• _What is needed_
Where a line contains the word "this", copy that line.
******************************
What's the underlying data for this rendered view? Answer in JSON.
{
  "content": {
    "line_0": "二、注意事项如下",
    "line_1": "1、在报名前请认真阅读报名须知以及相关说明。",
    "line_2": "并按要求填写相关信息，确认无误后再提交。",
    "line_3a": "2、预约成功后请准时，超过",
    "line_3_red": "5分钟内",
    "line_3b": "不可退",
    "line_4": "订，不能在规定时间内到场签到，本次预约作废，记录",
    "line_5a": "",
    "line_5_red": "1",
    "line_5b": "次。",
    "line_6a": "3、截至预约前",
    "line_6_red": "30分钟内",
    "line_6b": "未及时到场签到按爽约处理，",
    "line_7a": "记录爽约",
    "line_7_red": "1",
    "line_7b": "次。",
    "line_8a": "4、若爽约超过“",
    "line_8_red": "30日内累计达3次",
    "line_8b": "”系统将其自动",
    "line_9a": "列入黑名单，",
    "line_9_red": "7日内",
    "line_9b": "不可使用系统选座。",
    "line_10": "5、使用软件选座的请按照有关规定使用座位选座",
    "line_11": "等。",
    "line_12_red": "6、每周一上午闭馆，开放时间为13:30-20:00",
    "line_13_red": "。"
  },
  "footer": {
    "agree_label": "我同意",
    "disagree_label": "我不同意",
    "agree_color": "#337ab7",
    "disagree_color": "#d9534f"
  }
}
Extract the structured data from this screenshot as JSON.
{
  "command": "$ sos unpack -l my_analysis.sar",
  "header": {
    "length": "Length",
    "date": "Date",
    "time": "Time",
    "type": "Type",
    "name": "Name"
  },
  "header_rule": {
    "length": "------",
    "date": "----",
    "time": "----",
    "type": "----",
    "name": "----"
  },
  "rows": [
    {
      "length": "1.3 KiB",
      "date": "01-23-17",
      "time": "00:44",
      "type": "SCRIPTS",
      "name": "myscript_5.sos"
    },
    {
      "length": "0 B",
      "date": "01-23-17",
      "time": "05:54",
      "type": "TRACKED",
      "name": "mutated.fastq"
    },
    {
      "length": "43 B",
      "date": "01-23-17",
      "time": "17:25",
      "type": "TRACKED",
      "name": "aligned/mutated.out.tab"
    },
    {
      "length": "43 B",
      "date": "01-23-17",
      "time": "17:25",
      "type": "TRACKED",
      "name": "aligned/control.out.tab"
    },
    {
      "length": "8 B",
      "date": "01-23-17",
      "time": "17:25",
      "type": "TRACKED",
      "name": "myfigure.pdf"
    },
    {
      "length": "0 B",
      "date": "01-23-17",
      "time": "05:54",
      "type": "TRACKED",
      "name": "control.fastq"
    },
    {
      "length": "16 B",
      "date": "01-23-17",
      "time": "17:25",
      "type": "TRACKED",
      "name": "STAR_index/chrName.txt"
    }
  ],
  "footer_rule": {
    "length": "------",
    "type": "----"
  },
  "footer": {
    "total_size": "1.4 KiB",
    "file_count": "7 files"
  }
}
******************************
• _Final answer_
What's the underlying data for this rendered view? Answer in JSON.
Extract the structured data from this screenshot as JSON.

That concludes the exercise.